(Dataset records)
(begin)

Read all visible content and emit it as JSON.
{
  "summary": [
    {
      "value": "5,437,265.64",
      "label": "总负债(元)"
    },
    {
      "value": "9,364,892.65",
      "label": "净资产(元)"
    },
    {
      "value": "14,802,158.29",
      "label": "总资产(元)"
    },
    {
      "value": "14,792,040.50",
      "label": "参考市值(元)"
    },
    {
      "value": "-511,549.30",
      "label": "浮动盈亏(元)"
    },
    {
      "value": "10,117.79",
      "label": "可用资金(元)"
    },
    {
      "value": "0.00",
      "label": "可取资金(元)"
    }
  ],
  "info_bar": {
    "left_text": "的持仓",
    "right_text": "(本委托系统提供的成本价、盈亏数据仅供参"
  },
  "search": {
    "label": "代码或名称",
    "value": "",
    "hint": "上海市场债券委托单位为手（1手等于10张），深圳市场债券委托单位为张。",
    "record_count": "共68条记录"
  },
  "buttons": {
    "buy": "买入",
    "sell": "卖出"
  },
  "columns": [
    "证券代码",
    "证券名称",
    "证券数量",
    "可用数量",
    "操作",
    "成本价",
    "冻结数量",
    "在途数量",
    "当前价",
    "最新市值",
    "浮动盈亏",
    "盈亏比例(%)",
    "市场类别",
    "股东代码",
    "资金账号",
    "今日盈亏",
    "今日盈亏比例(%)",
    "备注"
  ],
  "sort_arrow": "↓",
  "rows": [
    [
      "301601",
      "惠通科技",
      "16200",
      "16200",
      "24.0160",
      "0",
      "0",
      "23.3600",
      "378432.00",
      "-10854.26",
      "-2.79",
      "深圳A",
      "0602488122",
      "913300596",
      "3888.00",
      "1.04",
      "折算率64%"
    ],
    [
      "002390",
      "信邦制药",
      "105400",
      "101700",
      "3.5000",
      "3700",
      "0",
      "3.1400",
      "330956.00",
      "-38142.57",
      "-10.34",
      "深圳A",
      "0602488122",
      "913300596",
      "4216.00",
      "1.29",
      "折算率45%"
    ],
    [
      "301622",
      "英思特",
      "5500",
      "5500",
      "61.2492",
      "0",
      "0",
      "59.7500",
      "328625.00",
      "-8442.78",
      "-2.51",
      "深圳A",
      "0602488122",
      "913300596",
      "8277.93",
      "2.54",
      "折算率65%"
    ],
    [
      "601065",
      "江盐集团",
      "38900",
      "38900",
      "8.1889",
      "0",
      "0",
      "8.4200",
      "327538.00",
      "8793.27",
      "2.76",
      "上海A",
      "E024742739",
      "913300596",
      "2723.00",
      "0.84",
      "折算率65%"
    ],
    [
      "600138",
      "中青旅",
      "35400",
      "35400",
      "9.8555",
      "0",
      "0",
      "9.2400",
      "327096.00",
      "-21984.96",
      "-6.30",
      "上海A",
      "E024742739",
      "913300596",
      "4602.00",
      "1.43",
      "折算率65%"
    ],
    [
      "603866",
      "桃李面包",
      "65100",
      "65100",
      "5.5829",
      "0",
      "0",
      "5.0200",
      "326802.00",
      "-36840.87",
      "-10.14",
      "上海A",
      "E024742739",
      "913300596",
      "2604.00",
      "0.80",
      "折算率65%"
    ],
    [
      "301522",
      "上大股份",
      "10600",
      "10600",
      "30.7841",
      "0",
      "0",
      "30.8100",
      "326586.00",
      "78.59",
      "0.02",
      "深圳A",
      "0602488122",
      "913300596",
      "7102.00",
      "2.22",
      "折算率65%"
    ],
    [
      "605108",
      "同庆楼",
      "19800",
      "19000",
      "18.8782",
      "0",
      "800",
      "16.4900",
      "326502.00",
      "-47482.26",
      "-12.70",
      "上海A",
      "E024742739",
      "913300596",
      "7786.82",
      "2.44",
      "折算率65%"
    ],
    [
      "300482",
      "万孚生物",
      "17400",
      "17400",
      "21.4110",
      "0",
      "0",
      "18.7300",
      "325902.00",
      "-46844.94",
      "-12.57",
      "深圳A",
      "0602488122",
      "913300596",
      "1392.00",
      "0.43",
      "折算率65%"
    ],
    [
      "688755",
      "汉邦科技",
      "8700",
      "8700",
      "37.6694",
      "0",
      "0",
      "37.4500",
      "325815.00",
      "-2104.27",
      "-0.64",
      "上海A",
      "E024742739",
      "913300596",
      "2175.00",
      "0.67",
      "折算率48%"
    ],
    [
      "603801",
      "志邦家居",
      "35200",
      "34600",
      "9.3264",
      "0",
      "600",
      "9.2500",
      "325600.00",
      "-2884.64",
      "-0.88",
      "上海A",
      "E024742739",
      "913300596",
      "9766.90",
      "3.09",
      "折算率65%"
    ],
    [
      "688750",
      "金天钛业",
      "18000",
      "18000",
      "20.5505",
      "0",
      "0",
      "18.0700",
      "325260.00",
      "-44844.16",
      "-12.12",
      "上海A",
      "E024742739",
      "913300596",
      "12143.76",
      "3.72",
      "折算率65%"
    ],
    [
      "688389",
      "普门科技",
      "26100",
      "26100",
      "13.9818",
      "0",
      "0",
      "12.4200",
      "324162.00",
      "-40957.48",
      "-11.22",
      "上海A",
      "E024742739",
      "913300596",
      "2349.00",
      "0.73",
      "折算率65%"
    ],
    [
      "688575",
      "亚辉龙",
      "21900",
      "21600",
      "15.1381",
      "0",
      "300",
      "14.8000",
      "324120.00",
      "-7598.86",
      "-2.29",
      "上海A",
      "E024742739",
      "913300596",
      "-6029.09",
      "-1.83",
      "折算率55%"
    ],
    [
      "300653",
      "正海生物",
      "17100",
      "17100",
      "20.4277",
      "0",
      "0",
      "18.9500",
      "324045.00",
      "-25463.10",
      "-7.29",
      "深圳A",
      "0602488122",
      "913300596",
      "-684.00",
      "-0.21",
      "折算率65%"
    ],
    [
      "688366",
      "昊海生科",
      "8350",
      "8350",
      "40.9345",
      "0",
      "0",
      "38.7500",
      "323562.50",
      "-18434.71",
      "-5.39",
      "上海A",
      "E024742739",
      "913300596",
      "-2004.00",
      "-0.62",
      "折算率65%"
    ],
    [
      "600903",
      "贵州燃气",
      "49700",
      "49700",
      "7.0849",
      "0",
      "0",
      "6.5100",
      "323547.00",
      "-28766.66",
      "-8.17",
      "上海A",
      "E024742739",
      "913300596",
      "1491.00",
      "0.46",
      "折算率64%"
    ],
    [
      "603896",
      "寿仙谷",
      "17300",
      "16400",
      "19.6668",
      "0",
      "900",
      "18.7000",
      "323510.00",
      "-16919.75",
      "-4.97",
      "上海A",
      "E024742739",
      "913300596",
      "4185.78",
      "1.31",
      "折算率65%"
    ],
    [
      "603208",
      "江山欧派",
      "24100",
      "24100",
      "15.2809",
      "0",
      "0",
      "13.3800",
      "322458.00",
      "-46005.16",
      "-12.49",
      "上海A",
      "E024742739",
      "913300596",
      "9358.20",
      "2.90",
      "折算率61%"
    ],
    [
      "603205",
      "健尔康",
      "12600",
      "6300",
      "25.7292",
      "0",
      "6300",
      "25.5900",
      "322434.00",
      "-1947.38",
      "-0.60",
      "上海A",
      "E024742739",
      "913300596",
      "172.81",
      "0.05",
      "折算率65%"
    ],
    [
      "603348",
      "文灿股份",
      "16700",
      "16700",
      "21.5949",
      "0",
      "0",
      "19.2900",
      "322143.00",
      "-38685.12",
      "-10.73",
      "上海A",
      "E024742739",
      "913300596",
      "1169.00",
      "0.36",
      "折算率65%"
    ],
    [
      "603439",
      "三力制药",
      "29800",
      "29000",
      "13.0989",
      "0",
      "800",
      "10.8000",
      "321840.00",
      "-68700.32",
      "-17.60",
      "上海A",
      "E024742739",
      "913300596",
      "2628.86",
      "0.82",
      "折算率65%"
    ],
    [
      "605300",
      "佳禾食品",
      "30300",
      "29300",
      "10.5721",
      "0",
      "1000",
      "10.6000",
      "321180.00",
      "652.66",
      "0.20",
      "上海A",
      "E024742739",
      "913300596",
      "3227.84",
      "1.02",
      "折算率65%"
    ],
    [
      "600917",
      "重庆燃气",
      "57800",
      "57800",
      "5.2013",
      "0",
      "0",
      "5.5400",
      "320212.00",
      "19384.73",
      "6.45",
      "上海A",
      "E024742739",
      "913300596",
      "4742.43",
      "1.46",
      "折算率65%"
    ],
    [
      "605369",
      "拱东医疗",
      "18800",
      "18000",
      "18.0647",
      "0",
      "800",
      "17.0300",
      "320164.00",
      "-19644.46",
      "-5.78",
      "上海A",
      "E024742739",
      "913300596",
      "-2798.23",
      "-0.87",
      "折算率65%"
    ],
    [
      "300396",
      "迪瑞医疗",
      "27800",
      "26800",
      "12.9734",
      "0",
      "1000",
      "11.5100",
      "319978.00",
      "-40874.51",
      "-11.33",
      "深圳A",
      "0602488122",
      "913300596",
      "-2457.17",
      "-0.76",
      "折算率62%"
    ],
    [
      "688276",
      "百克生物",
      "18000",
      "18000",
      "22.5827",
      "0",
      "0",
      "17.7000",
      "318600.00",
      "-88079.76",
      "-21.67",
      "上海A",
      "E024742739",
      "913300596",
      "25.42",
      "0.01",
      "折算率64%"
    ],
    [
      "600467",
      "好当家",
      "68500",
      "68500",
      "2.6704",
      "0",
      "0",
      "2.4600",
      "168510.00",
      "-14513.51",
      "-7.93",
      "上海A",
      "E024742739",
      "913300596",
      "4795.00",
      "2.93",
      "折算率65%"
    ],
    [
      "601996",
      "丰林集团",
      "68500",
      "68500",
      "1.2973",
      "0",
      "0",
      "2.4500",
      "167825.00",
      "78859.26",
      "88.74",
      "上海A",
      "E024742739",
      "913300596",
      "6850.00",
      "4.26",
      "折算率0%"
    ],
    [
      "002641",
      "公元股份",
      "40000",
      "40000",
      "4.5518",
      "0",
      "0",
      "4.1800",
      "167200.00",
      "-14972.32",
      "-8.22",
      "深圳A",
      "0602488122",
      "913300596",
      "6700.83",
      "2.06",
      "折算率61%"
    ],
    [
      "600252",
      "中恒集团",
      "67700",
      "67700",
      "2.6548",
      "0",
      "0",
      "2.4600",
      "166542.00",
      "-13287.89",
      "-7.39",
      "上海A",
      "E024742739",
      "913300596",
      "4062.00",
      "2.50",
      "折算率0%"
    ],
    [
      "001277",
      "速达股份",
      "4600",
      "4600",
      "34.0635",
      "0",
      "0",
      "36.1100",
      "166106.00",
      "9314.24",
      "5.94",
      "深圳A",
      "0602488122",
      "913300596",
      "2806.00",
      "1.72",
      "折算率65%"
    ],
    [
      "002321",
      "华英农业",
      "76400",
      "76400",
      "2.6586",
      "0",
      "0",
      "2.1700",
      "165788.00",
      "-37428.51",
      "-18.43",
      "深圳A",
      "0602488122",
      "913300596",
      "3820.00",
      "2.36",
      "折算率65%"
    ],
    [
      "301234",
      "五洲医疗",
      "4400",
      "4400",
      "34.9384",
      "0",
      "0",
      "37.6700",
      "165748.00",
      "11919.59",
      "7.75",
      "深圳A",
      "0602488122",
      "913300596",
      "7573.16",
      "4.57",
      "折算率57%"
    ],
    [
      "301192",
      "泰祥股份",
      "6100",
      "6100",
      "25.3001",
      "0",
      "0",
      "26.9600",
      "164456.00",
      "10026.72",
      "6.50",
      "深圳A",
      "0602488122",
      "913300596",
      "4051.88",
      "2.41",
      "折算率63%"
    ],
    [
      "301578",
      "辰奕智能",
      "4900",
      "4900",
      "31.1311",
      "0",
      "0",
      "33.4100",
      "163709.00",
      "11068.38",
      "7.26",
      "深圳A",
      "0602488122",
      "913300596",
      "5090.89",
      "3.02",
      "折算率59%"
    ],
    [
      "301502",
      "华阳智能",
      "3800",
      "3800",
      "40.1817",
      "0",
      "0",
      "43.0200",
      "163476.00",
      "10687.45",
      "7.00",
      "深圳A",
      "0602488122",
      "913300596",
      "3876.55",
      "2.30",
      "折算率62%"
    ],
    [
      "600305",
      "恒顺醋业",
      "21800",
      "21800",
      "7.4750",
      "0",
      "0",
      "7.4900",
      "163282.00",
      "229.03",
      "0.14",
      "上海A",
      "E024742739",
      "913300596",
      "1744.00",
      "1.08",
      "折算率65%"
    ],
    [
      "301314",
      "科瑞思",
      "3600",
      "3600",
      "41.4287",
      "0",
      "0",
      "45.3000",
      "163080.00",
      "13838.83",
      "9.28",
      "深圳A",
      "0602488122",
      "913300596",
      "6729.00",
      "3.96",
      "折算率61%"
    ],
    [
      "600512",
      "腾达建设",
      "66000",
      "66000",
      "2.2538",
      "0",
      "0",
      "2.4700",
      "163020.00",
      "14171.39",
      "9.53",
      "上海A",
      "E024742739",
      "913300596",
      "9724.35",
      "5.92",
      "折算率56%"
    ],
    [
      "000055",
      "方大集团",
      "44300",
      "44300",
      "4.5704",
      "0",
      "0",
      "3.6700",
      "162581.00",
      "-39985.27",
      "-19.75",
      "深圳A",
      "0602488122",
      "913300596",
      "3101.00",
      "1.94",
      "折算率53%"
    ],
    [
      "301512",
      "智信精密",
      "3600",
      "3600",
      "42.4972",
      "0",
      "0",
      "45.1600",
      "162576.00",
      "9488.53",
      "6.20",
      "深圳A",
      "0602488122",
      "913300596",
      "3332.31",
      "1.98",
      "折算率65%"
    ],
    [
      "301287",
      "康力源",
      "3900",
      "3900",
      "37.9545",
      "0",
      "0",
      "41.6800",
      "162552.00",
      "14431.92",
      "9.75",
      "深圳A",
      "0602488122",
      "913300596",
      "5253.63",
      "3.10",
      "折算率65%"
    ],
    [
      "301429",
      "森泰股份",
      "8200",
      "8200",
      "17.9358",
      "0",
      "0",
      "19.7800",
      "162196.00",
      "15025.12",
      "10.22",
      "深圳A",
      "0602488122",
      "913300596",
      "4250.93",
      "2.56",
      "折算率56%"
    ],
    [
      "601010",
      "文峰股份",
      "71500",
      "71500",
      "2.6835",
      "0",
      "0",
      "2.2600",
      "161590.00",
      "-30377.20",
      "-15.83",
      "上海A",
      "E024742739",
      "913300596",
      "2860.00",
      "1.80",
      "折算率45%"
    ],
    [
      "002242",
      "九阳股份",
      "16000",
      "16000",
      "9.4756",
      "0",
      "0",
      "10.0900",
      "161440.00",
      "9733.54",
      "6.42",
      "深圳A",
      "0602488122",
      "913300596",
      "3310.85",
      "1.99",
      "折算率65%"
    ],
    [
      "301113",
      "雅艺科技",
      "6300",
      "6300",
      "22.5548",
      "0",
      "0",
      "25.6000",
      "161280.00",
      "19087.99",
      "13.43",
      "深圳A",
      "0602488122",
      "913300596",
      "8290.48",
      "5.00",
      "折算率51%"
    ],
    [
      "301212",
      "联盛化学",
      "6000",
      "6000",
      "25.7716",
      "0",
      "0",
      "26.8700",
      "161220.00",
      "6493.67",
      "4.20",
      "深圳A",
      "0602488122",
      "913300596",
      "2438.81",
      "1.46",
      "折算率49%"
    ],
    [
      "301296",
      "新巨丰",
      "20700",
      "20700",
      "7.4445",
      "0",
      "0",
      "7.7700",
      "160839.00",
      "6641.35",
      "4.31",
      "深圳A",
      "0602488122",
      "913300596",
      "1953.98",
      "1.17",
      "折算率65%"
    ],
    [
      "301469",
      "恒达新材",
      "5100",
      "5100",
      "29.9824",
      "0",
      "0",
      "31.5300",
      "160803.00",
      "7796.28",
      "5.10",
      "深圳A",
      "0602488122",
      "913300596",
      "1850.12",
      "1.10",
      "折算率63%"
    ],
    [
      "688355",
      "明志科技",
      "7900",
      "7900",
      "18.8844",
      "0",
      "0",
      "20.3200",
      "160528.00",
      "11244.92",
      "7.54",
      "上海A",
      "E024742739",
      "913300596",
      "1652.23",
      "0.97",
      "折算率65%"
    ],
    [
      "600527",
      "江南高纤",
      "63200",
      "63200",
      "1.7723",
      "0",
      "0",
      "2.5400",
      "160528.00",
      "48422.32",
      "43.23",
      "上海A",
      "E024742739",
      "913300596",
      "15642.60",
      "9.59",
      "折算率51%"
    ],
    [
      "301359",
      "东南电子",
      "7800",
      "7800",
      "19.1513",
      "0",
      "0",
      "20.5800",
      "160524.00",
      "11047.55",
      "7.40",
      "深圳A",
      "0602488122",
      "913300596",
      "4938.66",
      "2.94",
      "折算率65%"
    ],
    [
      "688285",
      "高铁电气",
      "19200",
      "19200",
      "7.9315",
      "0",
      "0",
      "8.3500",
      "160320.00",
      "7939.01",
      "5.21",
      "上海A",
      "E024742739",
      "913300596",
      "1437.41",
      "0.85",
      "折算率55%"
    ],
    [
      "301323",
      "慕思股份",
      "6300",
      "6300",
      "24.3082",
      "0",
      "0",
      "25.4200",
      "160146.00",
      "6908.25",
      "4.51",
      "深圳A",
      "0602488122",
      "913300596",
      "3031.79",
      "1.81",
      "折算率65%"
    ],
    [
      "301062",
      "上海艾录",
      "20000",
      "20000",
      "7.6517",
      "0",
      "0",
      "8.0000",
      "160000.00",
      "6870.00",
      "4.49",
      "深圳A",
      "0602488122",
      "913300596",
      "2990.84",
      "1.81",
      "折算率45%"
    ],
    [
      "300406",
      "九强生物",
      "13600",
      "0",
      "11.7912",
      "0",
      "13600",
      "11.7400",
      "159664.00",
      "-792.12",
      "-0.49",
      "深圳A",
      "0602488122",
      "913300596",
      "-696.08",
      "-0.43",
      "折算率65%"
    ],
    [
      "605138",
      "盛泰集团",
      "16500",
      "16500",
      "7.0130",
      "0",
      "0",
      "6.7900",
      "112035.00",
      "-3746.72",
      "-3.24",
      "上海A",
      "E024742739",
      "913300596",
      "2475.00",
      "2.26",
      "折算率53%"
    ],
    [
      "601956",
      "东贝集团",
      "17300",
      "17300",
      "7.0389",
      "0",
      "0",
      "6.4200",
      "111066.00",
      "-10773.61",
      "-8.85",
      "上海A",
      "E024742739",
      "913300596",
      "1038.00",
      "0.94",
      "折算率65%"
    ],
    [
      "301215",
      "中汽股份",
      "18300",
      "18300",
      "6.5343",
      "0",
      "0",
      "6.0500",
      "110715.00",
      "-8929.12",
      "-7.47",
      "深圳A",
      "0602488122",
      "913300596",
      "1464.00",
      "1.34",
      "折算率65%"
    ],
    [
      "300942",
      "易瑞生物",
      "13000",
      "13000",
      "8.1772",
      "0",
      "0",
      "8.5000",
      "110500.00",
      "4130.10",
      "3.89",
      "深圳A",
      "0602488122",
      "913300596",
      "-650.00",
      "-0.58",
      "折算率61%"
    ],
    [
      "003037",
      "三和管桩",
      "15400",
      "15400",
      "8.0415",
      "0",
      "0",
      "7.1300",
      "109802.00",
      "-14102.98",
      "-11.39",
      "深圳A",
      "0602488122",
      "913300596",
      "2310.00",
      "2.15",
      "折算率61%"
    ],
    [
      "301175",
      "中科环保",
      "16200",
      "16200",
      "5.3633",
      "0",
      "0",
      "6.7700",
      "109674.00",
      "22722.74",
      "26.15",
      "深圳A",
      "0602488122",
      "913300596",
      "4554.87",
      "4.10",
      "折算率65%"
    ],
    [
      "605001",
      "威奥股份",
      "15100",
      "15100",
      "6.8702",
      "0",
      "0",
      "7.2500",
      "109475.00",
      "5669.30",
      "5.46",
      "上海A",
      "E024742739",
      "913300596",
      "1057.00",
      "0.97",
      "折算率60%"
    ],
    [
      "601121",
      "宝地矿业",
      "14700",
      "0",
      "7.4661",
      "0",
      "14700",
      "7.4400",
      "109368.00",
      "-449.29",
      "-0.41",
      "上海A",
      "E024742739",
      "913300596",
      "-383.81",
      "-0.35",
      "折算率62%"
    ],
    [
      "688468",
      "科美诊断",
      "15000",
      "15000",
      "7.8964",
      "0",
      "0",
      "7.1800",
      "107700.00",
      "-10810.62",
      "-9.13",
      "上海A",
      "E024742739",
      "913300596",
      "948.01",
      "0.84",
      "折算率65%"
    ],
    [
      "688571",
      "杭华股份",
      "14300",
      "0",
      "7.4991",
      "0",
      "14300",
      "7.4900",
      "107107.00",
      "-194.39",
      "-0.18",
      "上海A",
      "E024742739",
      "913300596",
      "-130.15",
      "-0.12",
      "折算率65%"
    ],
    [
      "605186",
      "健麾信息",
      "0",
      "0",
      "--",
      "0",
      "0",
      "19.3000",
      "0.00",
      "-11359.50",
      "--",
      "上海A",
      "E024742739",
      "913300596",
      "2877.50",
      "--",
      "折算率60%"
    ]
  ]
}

(end)

REQUIREMENT
Look through the entries above. Extract each line with the word "label".

WRITTEN RESPONSE
      "label": "总负债(元)"
      "label": "净资产(元)"
      "label": "总资产(元)"
      "label": "参考市值(元)"
      "label": "浮动盈亏(元)"
      "label": "可用资金(元)"
      "label": "可取资金(元)"
    "label": "代码或名称",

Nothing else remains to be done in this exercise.